• [Prompt]: State how many lines in the listing below include the word "checks", and add nothing besides the number.

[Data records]
— Begin —
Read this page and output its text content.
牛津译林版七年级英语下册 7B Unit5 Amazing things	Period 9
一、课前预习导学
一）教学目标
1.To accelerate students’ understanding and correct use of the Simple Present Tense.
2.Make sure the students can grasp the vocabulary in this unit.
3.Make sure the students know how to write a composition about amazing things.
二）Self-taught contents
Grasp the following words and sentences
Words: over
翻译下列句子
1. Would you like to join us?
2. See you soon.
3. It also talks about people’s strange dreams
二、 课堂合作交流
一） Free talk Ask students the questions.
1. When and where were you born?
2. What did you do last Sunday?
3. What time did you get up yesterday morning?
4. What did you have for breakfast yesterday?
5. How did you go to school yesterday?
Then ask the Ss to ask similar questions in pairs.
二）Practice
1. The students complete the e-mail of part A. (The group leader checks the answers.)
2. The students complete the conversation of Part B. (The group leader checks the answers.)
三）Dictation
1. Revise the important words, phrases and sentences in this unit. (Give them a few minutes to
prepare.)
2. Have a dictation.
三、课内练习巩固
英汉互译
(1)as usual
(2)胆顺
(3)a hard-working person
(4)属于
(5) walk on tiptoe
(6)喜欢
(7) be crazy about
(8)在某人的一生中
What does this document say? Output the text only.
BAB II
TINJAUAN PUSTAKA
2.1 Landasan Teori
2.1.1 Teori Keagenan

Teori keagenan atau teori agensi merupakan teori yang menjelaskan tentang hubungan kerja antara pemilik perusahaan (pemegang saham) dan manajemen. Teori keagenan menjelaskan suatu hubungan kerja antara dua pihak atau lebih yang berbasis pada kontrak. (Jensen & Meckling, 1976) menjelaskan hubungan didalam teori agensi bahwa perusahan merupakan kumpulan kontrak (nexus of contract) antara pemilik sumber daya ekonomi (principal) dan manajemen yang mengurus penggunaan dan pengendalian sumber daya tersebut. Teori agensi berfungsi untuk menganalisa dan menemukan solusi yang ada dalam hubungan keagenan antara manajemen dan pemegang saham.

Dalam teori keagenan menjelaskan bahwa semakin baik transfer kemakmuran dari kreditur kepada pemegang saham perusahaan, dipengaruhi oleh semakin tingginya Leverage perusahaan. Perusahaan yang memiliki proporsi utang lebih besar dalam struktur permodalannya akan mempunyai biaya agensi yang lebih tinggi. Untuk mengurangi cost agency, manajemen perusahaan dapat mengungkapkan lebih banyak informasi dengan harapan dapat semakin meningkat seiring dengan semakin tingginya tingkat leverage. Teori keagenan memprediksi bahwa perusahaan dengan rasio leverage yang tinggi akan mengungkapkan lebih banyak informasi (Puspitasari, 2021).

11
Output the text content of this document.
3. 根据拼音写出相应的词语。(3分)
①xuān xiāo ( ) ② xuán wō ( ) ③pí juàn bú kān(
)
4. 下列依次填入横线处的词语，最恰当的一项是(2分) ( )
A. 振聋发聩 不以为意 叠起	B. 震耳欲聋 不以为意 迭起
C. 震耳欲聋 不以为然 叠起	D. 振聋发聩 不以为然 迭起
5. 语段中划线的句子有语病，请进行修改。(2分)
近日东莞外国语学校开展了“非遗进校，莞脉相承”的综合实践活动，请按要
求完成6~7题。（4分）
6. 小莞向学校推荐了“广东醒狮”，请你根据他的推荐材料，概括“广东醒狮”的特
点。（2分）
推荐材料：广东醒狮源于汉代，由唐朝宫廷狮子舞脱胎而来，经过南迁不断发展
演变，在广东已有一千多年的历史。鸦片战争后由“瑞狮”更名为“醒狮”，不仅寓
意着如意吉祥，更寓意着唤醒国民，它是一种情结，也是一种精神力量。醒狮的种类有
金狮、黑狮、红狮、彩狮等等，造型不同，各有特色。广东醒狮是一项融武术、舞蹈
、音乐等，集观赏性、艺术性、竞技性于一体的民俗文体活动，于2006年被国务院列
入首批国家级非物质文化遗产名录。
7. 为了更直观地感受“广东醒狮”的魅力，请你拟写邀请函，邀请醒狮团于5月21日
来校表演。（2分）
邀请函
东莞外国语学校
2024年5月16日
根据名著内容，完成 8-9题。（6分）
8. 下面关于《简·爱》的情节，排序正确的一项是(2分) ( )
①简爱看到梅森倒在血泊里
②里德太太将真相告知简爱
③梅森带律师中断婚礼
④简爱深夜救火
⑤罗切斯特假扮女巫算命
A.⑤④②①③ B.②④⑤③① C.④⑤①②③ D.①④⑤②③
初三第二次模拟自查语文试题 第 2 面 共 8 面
— End —
• [Final result]: 2